[EXTRACT]
◇ ◇ ◇

In a large bowl, mix all of the burger ingredients  until combined. Shape into 4 burgers and grill until cooked through. Serve on a bun with arugula, onion and mustard or over a salad. 

Burgers can be frozen raw to be grilled at a later date, no need to defrost first just leave on the grill a few minutes extra. Cooked burgers are also good cold the next day over salad.

Tuesday, April 20, 2010

Grilled Grouper

I finally cooked fish. Finally.

Remember way back in January when I said I wanted to try it? Well, I've been putting it off and putting it off but no more. Last night, Colin and I grilled a giant red grouper filet and now I'm addicted. It was so easy and didn't taste even a little bit fishy. We ate it with grilled asparagus and big bowls of salad. I feel healthy just writing about it.
Grilled Grouper and Asparagus
I really don't need to write out a recipe for this, it's that simple, but I'm so excited about it that I will anyway. Serves 2 

3/4 lb. fresh red grouper filet
2 tsp olive oil
Paul Prudhomme Seafood Magic to coat

1 Bunch Asparagus
1/4 cup balsamic vinegar
2 tablespoons olive oil
garlic powder
salt and pepper

Break the woody ends off and place in a glass or tupperware container. Add the vinegar, oil, garlic poweder, salt and pepper. Cover, shake to coat, and let marinate 1 hour or up to 1 day.

Prepare a charcoal grill, add a metal fish/vegetable grate, and while it's heating up; brush fish with the olive oil and season generously with Seafood Magic. When the grill is ready, spread the asparagus on the grate and close the cover. After about 3-5 minutes flip the asparagus and add the fish. In another 3-5 minutes flip the fish and roll the asparagus off the direct heat. Cook fish until it's cooked through and the asparagus until they are crunchy with blackened bits but not mushy. Serve immediately with big green salads.

◇ ◇ ◇

[JOBS]
a - In the grilled grouper recipe, starting at "Grilled Grouper and" and ending at "up to 1 day.", change "balsamic vinegar" to "red wine vinegar" and write out that passage.
b - Answer these from the grilled grouper recipe:
(i) How much red grouper filet does it call for?
(ii) How long should the asparagus marinate?
(iii) What is the fish seasoned with before grilling?

◇ ◇ ◇

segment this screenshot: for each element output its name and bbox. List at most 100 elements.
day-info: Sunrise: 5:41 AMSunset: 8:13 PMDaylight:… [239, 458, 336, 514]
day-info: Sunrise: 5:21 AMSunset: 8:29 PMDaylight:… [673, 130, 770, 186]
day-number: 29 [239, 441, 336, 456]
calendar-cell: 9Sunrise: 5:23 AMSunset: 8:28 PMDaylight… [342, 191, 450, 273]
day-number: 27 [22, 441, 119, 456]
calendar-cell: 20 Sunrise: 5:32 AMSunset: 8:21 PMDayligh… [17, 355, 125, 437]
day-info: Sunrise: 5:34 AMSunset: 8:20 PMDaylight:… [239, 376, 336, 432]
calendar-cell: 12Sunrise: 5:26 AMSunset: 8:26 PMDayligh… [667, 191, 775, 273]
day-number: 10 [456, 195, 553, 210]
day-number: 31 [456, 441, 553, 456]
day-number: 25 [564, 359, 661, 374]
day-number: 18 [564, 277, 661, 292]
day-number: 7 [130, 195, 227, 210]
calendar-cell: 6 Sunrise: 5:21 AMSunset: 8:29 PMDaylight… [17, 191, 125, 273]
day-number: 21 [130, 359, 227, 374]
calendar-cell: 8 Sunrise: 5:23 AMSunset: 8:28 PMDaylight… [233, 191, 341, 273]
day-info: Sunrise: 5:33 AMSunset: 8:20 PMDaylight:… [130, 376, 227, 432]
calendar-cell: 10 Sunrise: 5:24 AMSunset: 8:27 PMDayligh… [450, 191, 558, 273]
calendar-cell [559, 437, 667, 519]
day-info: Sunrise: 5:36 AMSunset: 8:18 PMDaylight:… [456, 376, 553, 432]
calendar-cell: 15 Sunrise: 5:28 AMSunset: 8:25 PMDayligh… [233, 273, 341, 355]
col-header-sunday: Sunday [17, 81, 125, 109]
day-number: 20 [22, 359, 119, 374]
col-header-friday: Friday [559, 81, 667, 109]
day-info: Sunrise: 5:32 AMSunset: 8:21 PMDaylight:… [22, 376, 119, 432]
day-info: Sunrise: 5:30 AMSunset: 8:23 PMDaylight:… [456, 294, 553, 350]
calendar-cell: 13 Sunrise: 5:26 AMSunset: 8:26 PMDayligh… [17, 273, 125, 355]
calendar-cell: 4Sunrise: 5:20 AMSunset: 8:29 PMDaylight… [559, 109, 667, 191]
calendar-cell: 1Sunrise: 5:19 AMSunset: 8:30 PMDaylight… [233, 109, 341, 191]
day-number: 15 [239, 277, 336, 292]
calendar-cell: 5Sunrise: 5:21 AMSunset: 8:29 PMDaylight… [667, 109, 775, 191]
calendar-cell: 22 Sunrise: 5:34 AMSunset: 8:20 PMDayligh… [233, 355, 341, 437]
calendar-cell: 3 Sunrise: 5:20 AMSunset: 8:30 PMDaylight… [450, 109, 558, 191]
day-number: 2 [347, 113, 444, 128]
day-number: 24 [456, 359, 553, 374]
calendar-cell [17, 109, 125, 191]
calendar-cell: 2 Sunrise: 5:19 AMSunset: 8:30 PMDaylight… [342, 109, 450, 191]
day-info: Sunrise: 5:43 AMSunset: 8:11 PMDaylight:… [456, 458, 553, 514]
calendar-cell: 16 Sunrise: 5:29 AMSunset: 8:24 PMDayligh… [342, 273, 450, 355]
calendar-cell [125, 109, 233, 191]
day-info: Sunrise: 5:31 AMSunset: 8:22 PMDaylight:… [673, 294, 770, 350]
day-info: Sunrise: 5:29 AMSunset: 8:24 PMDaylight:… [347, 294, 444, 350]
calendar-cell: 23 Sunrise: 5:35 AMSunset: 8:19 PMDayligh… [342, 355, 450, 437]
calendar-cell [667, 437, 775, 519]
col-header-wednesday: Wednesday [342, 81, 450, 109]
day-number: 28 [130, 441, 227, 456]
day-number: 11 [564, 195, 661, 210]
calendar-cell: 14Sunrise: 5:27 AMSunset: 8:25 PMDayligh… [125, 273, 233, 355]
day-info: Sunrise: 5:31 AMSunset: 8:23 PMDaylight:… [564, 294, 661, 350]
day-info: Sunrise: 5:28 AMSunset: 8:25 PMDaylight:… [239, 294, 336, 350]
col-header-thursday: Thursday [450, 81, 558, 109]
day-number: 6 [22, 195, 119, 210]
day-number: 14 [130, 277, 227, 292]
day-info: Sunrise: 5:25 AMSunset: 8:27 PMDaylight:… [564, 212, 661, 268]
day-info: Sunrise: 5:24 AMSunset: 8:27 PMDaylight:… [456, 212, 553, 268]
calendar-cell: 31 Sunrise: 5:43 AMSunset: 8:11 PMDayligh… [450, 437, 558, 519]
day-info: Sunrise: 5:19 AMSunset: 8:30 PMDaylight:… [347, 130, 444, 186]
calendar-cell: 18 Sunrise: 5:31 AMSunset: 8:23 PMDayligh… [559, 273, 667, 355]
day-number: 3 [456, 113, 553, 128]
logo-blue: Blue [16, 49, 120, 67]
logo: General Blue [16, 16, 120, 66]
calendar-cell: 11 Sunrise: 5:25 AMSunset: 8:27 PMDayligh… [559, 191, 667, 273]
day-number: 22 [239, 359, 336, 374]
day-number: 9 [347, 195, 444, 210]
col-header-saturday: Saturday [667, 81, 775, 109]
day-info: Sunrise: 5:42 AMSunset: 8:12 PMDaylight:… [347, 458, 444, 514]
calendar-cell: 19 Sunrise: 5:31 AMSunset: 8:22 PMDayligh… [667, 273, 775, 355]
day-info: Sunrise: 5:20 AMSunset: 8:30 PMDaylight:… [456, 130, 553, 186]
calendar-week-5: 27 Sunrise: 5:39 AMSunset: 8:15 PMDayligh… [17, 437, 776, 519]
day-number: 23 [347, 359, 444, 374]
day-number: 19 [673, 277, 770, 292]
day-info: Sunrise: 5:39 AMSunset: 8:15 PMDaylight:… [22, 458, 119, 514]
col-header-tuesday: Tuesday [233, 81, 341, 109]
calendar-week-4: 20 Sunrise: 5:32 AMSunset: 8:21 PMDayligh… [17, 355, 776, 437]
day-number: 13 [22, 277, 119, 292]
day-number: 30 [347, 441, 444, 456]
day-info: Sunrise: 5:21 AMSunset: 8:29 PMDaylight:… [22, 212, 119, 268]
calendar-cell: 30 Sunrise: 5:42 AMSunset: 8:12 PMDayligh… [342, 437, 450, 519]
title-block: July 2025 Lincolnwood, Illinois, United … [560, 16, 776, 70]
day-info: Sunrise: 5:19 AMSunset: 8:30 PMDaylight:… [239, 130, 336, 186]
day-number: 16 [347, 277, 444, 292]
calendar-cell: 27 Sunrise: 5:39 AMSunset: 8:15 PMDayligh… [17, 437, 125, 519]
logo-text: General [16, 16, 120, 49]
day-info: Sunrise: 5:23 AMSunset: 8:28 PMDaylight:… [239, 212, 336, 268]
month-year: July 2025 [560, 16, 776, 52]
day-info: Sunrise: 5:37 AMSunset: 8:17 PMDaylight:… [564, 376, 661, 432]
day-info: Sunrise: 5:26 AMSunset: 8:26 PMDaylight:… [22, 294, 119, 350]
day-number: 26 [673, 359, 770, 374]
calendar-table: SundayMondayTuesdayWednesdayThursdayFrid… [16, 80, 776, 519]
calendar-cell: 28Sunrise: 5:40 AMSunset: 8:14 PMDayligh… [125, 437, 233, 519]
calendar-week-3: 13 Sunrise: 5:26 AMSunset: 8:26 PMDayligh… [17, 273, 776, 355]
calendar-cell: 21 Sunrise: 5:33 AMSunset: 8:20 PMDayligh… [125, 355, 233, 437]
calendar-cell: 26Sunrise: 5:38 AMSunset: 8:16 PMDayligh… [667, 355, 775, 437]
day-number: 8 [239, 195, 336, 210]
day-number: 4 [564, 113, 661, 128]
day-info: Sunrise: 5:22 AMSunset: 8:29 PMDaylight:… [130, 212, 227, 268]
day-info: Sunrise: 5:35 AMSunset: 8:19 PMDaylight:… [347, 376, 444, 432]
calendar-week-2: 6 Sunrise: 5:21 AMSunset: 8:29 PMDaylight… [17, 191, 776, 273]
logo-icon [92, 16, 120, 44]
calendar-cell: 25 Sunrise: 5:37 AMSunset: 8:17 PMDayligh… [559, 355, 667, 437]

◇ ◇ ◇

[CORRECT ANSWERS]
a -
Grilled Grouper and Asparagus
I really don't need to write out a recipe for this, it's that simple, but I'm so excited about it that I will anyway. Serves 2 

3/4 lb. fresh red grouper filet
2 tsp olive oil
Paul Prudhomme Seafood Magic to coat

1 Bunch Asparagus
1/4 cup red wine vinegar
2 tablespoons olive oil
garlic powder
salt and pepper

Break the woody ends off and place in a glass or tupperware container. Add the vinegar, oil, garlic poweder, salt and pepper. Cover, shake to coat, and let marinate 1 hour or up to 1 day.

b -
(i) 3/4 lb.
(ii) 1 hour or up to 1 day.
(iii) Paul Prudhomme Seafood Magic.